Go through the listing below and list every line with "Суоярвское".

— start of Task material —

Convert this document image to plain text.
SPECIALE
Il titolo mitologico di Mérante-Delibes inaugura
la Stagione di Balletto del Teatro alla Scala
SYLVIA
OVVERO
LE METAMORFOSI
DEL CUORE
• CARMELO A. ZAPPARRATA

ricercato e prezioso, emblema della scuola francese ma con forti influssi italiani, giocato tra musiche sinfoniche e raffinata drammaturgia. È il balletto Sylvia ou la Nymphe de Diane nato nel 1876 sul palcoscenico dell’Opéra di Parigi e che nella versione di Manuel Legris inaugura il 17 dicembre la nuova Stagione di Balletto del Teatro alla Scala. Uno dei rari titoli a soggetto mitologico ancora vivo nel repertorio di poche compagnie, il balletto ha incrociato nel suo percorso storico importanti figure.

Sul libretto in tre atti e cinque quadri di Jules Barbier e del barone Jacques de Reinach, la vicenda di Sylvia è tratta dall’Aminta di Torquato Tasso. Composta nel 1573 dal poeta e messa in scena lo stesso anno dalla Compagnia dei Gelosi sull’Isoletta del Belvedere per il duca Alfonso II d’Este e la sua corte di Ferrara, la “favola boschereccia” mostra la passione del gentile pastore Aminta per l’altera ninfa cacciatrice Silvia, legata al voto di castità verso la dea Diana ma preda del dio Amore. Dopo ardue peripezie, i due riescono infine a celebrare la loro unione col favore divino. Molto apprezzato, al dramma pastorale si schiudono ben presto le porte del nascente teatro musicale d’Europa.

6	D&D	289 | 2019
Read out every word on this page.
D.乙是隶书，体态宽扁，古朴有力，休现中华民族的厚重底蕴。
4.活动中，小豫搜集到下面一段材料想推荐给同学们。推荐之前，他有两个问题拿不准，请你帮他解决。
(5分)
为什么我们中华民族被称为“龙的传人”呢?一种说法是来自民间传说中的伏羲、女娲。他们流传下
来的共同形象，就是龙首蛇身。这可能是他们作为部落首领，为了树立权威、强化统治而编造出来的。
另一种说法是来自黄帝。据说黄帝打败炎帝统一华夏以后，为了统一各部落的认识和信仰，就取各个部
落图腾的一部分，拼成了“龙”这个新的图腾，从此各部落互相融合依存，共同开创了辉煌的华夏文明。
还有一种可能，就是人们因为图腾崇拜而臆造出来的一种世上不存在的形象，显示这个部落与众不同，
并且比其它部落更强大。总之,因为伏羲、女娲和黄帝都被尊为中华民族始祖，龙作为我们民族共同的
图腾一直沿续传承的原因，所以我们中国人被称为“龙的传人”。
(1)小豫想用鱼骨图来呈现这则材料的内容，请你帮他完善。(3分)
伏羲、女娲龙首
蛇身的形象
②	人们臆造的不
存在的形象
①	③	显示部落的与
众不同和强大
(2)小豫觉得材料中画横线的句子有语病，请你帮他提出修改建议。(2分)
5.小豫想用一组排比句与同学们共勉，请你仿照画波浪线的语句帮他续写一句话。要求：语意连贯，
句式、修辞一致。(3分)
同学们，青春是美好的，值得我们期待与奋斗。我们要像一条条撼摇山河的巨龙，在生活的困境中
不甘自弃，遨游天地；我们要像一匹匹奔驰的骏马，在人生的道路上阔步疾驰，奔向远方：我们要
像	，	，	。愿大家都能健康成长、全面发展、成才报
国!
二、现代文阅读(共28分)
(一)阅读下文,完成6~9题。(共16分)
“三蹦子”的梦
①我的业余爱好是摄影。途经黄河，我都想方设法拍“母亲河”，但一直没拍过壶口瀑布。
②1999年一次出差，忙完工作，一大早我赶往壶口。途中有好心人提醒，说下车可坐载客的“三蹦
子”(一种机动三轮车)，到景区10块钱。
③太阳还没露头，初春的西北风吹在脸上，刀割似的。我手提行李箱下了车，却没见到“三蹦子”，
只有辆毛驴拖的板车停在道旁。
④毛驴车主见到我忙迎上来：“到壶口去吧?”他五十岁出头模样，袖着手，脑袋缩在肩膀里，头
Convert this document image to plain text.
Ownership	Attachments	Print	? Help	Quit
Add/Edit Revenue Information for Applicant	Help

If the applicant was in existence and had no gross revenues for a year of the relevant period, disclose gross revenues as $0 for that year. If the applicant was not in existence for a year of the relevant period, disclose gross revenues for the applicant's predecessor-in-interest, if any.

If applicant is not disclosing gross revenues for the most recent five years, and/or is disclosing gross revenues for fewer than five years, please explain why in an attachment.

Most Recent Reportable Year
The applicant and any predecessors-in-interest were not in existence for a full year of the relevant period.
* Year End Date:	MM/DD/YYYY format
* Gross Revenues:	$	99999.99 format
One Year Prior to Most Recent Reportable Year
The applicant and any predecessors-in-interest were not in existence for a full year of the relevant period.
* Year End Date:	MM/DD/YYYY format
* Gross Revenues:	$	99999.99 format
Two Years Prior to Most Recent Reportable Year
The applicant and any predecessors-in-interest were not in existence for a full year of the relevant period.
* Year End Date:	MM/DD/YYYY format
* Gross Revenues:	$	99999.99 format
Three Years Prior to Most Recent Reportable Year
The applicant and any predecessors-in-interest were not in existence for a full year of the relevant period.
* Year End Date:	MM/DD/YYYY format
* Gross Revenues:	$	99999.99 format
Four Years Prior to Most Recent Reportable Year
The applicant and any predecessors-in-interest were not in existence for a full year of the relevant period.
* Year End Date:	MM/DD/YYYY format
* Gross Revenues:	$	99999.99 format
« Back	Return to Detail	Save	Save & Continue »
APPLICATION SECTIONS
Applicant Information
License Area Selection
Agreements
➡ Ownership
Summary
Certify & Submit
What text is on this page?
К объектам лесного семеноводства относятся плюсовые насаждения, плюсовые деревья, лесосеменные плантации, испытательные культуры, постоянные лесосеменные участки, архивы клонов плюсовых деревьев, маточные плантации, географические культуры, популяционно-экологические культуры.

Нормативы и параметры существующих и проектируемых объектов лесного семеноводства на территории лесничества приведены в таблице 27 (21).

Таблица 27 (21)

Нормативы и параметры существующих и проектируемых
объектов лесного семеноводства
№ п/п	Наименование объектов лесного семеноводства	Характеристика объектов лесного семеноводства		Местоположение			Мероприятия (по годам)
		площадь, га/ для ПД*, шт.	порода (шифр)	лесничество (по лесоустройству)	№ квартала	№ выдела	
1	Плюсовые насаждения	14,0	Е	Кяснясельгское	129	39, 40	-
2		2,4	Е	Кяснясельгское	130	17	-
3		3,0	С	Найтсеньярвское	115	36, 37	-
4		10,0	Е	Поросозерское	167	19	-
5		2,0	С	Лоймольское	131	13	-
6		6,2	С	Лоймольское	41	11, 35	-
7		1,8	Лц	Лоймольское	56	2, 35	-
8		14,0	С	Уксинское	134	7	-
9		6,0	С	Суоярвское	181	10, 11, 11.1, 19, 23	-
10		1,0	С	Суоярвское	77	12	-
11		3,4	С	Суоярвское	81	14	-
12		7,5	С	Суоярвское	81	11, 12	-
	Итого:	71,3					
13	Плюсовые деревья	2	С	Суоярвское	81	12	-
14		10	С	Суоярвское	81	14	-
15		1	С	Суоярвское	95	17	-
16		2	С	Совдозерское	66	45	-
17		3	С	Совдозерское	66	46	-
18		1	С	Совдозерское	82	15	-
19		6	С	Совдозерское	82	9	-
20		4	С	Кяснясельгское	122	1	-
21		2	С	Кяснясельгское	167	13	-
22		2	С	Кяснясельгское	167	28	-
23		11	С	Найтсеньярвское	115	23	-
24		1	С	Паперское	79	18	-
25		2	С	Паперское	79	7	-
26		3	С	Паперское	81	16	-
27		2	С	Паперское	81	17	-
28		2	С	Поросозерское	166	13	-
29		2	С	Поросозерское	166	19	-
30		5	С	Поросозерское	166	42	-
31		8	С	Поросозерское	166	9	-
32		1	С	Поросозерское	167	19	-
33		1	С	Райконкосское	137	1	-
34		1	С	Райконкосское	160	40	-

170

— end of Task material —

*The response*:
9		6,0	С	Суоярвское	181	10, 11, 11.1, 19, 23	-
10		1,0	С	Суоярвское	77	12	-
11		3,4	С	Суоярвское	81	14	-
12		7,5	С	Суоярвское	81	11, 12	-
13	Плюсовые деревья	2	С	Суоярвское	81	12	-
14		10	С	Суоярвское	81	14	-
15		1	С	Суоярвское	95	17	-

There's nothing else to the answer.